Copy down every line where the string "form" shows up.

· · ·

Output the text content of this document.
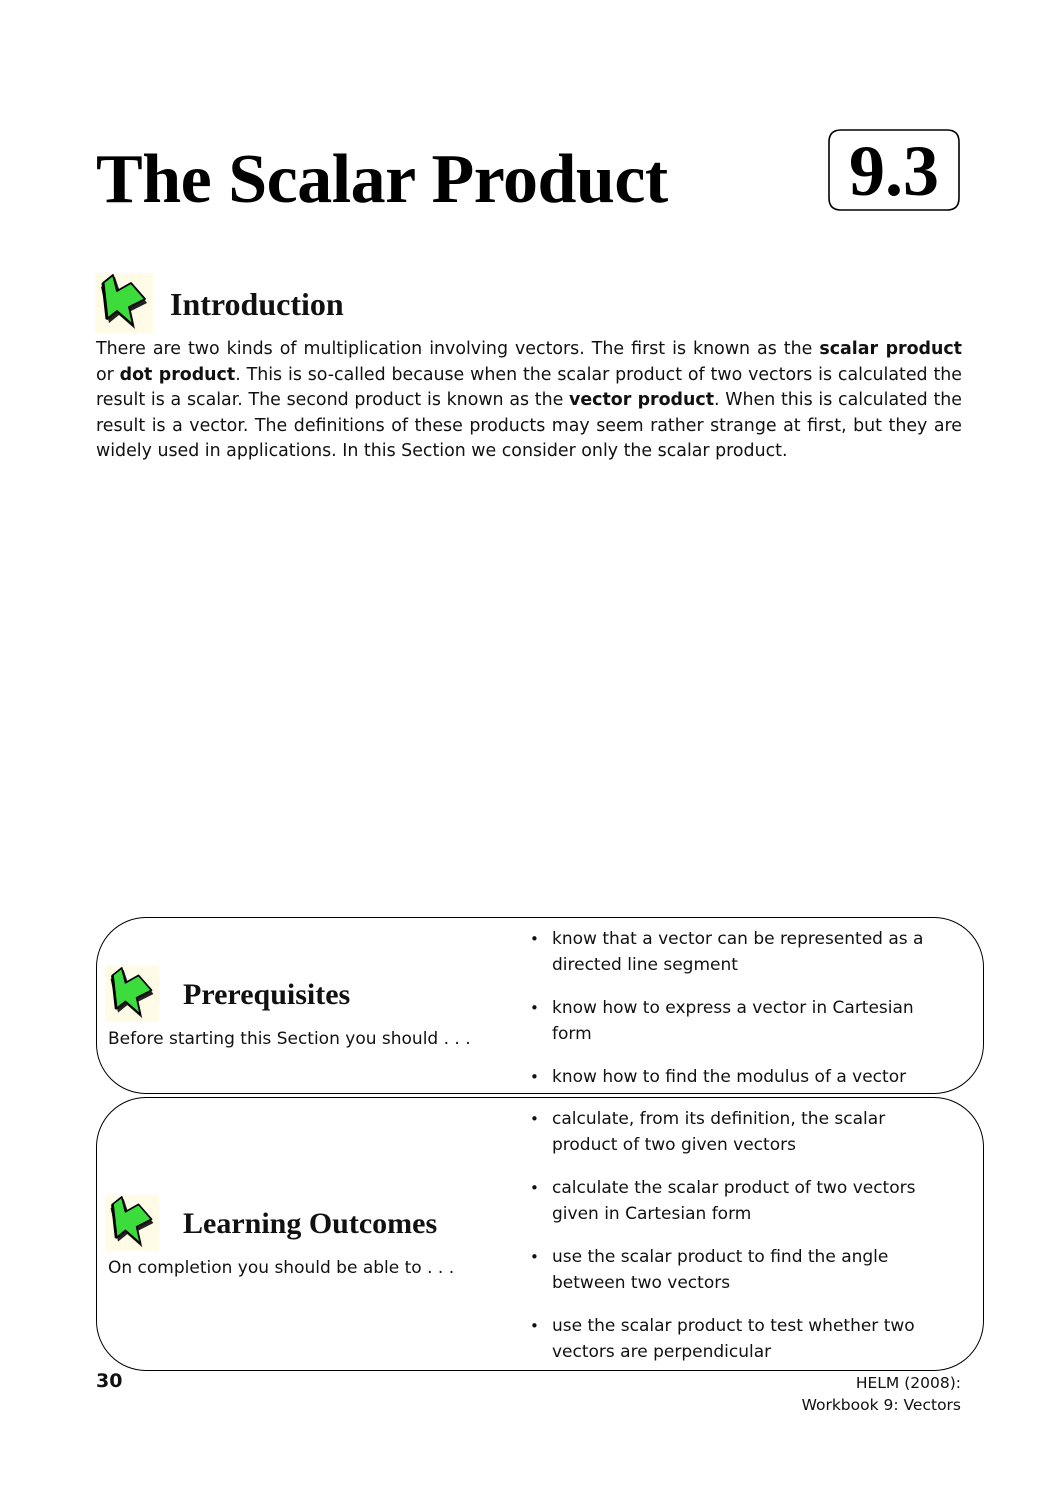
The Scalar Product	9.3
Introduction

There are two kinds of multiplication involving vectors. The first is known as the scalar product or dot product. This is so-called because when the scalar product of two vectors is calculated the result is a scalar. The second product is known as the vector product. When this is calculated the result is a vector. The definitions of these products may seem rather strange at first, but they are widely used in applications. In this Section we consider only the scalar product.

Prerequisites

Before starting this Section you should . . .

• know that a vector can be represented as a directed line segment
• know how to express a vector in Cartesian form
• know how to find the modulus of a vector
Learning Outcomes

On completion you should be able to . . .

• calculate, from its definition, the scalar product of two given vectors
• calculate the scalar product of two vectors given in Cartesian form
• use the scalar product to find the angle between two vectors
• use the scalar product to test whether two vectors are perpendicular
30	HELM (2008):
Workbook 9: Vectors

· · ·

Solution to this exercise
• know how to express a vector in Cartesian form
• calculate the scalar product of two vectors given in Cartesian form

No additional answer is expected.